[START OF Stored data]
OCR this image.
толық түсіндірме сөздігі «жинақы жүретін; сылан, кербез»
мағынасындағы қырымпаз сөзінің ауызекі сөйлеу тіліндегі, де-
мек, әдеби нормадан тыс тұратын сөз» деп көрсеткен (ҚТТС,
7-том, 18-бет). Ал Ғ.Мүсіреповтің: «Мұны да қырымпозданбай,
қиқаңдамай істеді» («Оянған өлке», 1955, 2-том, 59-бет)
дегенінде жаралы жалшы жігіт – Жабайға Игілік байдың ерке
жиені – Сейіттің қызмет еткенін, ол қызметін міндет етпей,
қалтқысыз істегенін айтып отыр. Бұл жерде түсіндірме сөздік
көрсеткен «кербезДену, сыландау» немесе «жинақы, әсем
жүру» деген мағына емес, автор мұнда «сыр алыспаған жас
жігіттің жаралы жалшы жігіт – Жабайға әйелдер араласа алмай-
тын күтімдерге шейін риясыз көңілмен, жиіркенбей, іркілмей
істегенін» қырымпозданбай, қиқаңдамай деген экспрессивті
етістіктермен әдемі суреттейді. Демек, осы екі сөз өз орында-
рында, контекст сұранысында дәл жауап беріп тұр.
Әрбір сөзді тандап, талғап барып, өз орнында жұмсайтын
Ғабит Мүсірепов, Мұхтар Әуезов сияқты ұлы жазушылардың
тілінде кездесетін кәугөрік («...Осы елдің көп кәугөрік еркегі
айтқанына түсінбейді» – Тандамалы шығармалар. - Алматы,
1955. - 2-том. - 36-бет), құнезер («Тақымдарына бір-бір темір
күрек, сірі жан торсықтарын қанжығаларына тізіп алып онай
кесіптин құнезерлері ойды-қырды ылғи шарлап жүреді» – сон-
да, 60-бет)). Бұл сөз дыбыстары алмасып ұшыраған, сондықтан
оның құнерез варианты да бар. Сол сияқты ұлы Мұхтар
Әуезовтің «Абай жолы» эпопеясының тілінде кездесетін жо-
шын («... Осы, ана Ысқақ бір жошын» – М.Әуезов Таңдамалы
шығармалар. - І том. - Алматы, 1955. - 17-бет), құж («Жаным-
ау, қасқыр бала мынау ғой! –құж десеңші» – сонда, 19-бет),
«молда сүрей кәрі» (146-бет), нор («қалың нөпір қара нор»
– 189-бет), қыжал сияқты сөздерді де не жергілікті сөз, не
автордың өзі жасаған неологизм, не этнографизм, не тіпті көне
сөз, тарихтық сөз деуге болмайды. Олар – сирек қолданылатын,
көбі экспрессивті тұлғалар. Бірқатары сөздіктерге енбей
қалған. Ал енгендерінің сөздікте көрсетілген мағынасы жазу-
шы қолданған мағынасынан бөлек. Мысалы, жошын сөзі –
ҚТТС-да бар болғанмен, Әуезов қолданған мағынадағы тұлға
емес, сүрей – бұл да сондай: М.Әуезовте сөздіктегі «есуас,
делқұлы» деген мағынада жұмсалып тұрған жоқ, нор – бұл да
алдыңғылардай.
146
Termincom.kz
[END OF Stored data]
Exercise directions → Each line above that includes "жинақы" should be shown.

Reply to the exercise →
толық түсіндірме сөздігі «жинақы жүретін; сылан, кербез»
көрсеткен «кербезДену, сыландау» немесе «жинақы, әсем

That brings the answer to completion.